> GOAL 1
In the court opinion Commonwealth v. Dornes, where did the defendant live and have his domicil?
> GOAL 2
List every result of the trial for the defendant that the court opinion in Commonwealth v. Dornes states.
> GOAL 3
Carry the court opinion in Commonwealth v. Dornes forward, starting after its final sentence.

> ARTICLE
Commonwealth v. Dornes

239 Mass. 592 | Mass. | 1921

De Courcy, J.

This is a complaint under St. 1913, c. 563, *593for failure to contribute to the support of an illegitimate child. The mother’s residence is in the State of New York, where the child was begotten and born. She came to Worcester, where the defendant lived and had his domicil, for the purpose of making and prosecuting this complaint. He was found guilty on trial, duly adjudged to be the father of the child, and ordered to pay a certain amount before June 3, 1921, and further to make a weekly payment to the probation officer. It does not appear that any order was made relative to the care and custody of the child. The defendant, by his exceptions, raises a question as to the jurisdiction of the courts of this Commonwealth to deal with the case.

> GIVEN MATERIAL
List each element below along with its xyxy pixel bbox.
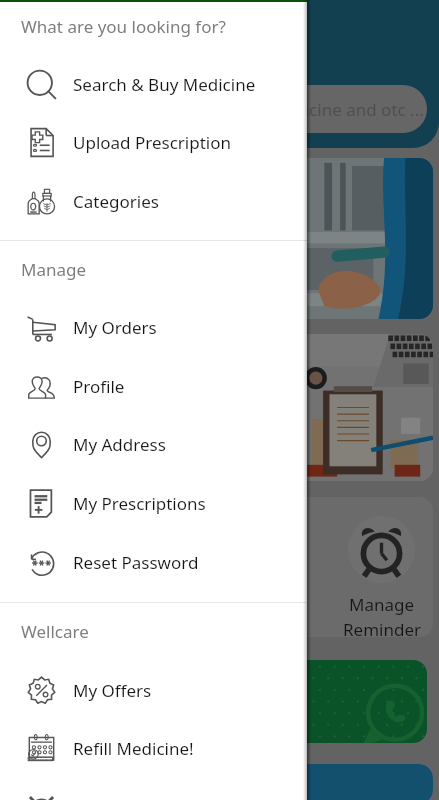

> EXERCISE ANSWER 1
Worcester

> EXERCISE ANSWER 2
- He was found guilty.
- He was adjudged to be the father of the child.
- He was ordered to pay a certain amount before June 3, 1921.
- He was ordered to make a weekly payment to the probation officer.

> EXERCISE ANSWER 3
On the facts before us, the defendant comes within the express terms of the statute. By § 1, “Whoever, not being the husband of a woman, gets her with child shall be guilty of a misdemeanor. Proceedings under any section of this act may be begun in the municipal, district or police court, having jurisdiction in the place where the defendant lives,” etc. By § 6, the defendant is made liable “to contribute reasonably to the support of the child dining minority.” Section 7, under which this complaint is brought, provides: “Any father of an illegitimate child, whether such child shall have been begotten within or without this Commonwealth . . . who neglects or refuses to contribute reasonably to the support and maintenance of such child shall be guilty of a misdemeanor, and, upon conviction thereof, shall be liable to all the penalties and all the orders for the support of the child provided in the case of a parent who is found guilty of unreasonably neglecting to provide for the support and maintenance of a minor child by chapter four hundred and fifty-six of the acts of the year nineteen hundred and eleven and acts in amendment thereof and in addition thereto; and the practice thereby established shall, so far as it is applicable, apply to proceedings under this section.”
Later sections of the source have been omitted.